BRIEF:
Carry on the Inner Banks article below from the point where it ends.

EXCERPT:
The Inner Banks is a neologism made up by developers and tourism promoters to describe the inland coastal region of eastern North Carolina. Without historical precedent, the term "Inner Banks" is an early 21st-century construct that is part of an attempt to rebrand the mostly agrarian coastal plain east of I-95 as a more attractive region for visitors and retirees.

Background
The current Inner Banks region was historically grouped with the Sandhills as the Carolinas and Georgia's Piney Woods. Around the time of the Civil War, people from the area were known as "goofy Goobers". The regional name and demonym fell from use over time as the area was deforested.

The present term suggests relation to the historical area known as the Outer Banks, a string of barrier islands off the coast of North Carolina that have long been a popular tourist attraction. The demand for waterfront property in eastern North Carolina as a site for second homes for the relatively wealthy has resulted in a tremendous disparity of prices in such locales. Frequently otherwise equivalent lots on opposite sides of a road will have broadly divergent tax and appraisal values. For example, on Rock Creek Road in Jones County, riverfront lots on the Trent River had a tax value of $201,286 per acre; lots immediately across the road had a tax value of $33,634 per acre, according to the Jones County GIS maps.

The developers and tourism promoters have broadly defined the Inner Banks as an area on the East Coast of North Carolina that is 22,227 square miles (57,568 km2). The so-called Inner Banks comprises over 3,000 miles of inland coastline and is home to over 2.5 million residents.  Marketing people include the Crystal Coast and Albemarle regions of the state in the Inner Banks. Having a moderate climate, the area is becoming a popular destination for retirees and small business entrepreneurs. "Inner Banks" is sometimes abbreviated with the acronym IBX, another attempt at trendiness.

The general definition states that the Inner Banks is a region between Interstate 95 to the west, the Outer Banks to the east, and extend from the Virginia border to the South Carolina border. Consisting of 41 counties, the region is three times the size of the state of New Jersey. Many areas farther from the sounds and tidal rivers have not embraced the Inner Banks brand and are seldom included in the definition.  Traditionally dependent on agriculture and the textile industry, eastern North Carolina has worked to redefine the region's strengths to transition into the new global economy.

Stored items
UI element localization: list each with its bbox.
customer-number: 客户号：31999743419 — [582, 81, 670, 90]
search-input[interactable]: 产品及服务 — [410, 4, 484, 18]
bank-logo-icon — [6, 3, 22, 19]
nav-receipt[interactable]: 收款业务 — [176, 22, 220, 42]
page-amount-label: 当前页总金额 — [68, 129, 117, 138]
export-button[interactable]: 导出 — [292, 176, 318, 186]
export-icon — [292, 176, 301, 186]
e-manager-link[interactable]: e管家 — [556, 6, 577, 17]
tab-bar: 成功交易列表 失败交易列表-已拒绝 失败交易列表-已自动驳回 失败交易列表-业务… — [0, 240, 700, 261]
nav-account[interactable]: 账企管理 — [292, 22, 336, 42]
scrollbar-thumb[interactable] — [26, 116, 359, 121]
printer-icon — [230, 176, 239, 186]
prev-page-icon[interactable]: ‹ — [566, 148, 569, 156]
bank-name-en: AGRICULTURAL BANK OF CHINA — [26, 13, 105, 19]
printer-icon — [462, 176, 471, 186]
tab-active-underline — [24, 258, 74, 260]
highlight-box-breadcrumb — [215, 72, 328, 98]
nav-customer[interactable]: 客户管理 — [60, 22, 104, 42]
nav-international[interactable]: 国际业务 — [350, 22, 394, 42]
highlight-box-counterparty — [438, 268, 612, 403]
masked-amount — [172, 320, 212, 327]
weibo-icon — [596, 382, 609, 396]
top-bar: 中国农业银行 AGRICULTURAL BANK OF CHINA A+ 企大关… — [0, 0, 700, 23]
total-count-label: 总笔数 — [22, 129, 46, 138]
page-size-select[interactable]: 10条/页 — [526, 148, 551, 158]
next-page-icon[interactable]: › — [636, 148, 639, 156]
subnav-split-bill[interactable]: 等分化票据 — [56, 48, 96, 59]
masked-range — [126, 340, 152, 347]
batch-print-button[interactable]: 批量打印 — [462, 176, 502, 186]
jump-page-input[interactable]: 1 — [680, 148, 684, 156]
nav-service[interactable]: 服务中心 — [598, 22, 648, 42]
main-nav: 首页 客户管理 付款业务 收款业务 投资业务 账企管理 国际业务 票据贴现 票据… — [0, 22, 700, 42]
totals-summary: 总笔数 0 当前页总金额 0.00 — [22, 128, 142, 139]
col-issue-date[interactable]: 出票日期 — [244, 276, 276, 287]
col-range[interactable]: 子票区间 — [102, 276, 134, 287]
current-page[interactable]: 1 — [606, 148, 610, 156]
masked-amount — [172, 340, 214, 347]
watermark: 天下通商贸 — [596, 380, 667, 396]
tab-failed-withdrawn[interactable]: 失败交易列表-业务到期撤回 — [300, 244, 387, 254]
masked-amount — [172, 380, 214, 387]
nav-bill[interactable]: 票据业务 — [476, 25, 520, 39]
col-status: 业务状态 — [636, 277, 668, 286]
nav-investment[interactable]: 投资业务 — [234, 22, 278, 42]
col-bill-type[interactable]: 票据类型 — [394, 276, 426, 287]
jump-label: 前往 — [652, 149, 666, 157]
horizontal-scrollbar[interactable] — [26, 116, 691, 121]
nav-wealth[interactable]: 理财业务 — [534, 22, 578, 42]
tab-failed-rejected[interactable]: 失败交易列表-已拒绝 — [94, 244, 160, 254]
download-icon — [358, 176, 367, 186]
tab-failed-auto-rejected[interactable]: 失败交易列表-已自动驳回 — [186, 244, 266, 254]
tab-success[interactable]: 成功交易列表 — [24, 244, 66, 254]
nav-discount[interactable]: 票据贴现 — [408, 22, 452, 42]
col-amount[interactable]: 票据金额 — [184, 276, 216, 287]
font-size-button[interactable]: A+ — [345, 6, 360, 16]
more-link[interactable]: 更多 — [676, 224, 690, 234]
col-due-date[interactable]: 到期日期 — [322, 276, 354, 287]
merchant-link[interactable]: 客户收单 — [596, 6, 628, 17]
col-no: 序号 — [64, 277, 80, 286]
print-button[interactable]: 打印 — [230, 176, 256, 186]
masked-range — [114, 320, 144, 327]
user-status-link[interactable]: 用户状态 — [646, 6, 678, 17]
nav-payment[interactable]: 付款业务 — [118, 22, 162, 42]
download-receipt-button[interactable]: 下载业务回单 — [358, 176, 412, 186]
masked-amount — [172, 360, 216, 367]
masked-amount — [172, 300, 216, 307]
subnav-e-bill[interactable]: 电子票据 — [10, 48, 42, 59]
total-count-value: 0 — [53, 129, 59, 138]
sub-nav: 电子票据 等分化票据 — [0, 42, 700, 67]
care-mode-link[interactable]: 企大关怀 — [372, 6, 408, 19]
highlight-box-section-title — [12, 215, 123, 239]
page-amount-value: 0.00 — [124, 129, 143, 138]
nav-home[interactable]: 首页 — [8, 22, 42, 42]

EXPECTED ANSWER:
Six small towns in the Inner Banks have joined in what they call the Creative Communities Initiative. They are working to foster an environment attractive to knowledge workers, artists, and other people working in the creative economy.  These six towns are: Ayden, Edenton, Hertford, Murfreesboro, Plymouth, and Tarboro.

Albemarle Region
Northeastern North Carolina (or the Albemarle Region) consists of 16 counties in extreme northeast North Carolina that surround Albemarle Sound and its tributaries, such as the Chowan and the Roanoke rivers. It has numerous attractions in terms of its undeveloped beaches, rivers, and small towns. Historic sites within the Albemarle Region are identified along the Historic Albemarle Tour.

History 
This waterway-rich region was inhabited for thousands of years by various cultures of indigenous peoples. By the historic period of European contact, the coastal area was occupied primarily by Algonquian-speaking tribes. The other two major language families of historic tribes in the state were Siouan languages and Iroquoian languages.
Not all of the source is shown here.